═══ DATA TO PROCESS ═══
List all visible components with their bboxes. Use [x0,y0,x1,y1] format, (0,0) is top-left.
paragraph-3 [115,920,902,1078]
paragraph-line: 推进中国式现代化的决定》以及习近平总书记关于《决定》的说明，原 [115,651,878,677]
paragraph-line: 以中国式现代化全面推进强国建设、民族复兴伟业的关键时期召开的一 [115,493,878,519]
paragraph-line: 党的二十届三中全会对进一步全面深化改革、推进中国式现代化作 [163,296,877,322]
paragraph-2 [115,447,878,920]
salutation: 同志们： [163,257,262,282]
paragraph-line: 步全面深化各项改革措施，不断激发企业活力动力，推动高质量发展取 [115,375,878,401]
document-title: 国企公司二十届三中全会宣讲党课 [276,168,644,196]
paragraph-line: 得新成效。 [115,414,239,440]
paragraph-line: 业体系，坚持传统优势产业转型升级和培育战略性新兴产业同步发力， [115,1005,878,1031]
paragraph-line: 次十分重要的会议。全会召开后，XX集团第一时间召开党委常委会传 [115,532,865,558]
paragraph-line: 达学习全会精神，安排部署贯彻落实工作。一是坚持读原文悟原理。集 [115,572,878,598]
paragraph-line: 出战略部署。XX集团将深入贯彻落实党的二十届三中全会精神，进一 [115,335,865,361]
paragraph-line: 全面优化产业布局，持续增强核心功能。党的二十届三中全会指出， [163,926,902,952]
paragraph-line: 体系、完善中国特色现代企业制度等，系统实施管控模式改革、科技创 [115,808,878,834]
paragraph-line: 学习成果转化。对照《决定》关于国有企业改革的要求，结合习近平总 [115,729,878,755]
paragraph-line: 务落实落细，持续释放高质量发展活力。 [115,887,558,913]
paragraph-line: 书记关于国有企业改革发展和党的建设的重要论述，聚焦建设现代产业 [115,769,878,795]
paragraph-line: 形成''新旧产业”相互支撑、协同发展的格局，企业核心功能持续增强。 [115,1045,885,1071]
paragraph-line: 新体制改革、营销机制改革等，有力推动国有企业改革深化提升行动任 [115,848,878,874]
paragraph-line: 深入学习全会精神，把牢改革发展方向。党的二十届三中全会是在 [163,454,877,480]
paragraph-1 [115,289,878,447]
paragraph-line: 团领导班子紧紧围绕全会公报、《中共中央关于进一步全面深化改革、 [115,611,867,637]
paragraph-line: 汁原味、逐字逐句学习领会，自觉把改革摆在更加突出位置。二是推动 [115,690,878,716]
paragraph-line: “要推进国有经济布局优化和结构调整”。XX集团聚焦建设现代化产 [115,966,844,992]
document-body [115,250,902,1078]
═══
# WHAT TO WORK ON
Rewrite the lines above, switching "paragraph-line" to "text-line" wherever it appears and leaving everything else unchanged.

# RESULT OF THE TASK
List all visible components with their bboxes. Use [x0,y0,x1,y1] format, (0,0) is top-left.
paragraph-3 [115,920,902,1078]
text-line: 推进中国式现代化的决定》以及习近平总书记关于《决定》的说明，原 [115,651,878,677]
text-line: 以中国式现代化全面推进强国建设、民族复兴伟业的关键时期召开的一 [115,493,878,519]
text-line: 党的二十届三中全会对进一步全面深化改革、推进中国式现代化作 [163,296,877,322]
paragraph-2 [115,447,878,920]
salutation: 同志们： [163,257,262,282]
text-line: 步全面深化各项改革措施，不断激发企业活力动力，推动高质量发展取 [115,375,878,401]
document-title: 国企公司二十届三中全会宣讲党课 [276,168,644,196]
text-line: 得新成效。 [115,414,239,440]
text-line: 业体系，坚持传统优势产业转型升级和培育战略性新兴产业同步发力， [115,1005,878,1031]
text-line: 次十分重要的会议。全会召开后，XX集团第一时间召开党委常委会传 [115,532,865,558]
text-line: 达学习全会精神，安排部署贯彻落实工作。一是坚持读原文悟原理。集 [115,572,878,598]
text-line: 出战略部署。XX集团将深入贯彻落实党的二十届三中全会精神，进一 [115,335,865,361]
text-line: 全面优化产业布局，持续增强核心功能。党的二十届三中全会指出， [163,926,902,952]
text-line: 体系、完善中国特色现代企业制度等，系统实施管控模式改革、科技创 [115,808,878,834]
text-line: 学习成果转化。对照《决定》关于国有企业改革的要求，结合习近平总 [115,729,878,755]
text-line: 务落实落细，持续释放高质量发展活力。 [115,887,558,913]
text-line: 书记关于国有企业改革发展和党的建设的重要论述，聚焦建设现代产业 [115,769,878,795]
text-line: 形成''新旧产业”相互支撑、协同发展的格局，企业核心功能持续增强。 [115,1045,885,1071]
text-line: 新体制改革、营销机制改革等，有力推动国有企业改革深化提升行动任 [115,848,878,874]
text-line: 深入学习全会精神，把牢改革发展方向。党的二十届三中全会是在 [163,454,877,480]
paragraph-1 [115,289,878,447]
text-line: 团领导班子紧紧围绕全会公报、《中共中央关于进一步全面深化改革、 [115,611,867,637]
text-line: 汁原味、逐字逐句学习领会，自觉把改革摆在更加突出位置。二是推动 [115,690,878,716]
text-line: “要推进国有经济布局优化和结构调整”。XX集团聚焦建设现代化产 [115,966,844,992]
document-body [115,250,902,1078]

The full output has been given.